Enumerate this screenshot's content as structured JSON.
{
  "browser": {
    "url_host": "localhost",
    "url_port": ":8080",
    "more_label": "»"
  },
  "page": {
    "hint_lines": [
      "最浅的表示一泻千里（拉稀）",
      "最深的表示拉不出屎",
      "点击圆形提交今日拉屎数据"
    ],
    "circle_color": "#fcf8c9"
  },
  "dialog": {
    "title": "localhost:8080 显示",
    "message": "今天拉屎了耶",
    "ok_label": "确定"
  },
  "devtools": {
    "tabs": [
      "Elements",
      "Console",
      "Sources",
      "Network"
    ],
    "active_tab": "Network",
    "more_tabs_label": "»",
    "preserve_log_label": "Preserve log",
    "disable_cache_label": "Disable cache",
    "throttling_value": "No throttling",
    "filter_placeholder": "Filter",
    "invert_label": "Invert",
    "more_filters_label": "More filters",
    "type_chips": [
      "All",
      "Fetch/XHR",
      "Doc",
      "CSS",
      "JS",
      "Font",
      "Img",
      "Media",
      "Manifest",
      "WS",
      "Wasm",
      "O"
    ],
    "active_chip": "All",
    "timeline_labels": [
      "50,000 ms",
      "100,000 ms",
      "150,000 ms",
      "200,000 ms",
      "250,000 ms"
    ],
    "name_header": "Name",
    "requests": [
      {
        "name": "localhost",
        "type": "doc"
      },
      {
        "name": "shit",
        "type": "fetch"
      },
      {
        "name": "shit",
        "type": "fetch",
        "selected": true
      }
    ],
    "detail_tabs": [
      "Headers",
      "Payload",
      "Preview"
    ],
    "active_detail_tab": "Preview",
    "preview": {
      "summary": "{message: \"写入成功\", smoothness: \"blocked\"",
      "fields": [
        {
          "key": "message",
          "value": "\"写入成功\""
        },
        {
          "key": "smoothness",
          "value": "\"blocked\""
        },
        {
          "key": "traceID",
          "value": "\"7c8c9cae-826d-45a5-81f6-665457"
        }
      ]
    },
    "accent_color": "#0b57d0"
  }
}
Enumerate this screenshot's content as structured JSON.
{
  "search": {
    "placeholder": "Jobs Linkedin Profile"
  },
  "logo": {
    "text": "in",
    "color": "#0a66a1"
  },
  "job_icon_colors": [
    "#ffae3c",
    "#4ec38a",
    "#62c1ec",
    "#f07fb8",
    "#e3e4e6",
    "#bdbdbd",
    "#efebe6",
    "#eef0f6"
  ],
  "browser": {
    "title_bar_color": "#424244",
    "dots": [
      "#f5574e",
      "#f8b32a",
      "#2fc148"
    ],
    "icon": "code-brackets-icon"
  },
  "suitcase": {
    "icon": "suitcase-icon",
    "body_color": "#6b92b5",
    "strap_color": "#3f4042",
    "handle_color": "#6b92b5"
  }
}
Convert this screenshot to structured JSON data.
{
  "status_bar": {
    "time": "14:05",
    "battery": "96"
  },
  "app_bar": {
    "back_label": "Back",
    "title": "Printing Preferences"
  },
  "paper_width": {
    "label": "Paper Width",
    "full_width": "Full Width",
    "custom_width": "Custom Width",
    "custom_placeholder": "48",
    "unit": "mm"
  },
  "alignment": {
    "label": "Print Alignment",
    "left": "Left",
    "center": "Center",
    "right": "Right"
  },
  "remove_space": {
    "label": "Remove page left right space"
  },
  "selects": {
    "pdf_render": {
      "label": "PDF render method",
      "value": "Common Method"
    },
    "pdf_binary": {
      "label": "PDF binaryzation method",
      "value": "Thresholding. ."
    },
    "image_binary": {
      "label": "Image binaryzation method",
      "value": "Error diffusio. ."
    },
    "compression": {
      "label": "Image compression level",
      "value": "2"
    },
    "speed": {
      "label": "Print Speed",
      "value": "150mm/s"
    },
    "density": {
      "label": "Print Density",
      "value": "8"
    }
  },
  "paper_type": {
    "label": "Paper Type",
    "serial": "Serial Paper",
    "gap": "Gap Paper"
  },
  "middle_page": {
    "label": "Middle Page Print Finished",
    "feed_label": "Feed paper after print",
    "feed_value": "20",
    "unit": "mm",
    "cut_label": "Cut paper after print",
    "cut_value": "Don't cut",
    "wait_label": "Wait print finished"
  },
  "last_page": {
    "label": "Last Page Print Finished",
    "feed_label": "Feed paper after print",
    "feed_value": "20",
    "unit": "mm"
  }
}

_Goal_
Lines holding the word "localhost" in the entries above are the ones to pull out. Copy them all.

_Answer to this task_
    "url_host": "localhost",
    "title": "localhost:8080 显示",
        "name": "localhost",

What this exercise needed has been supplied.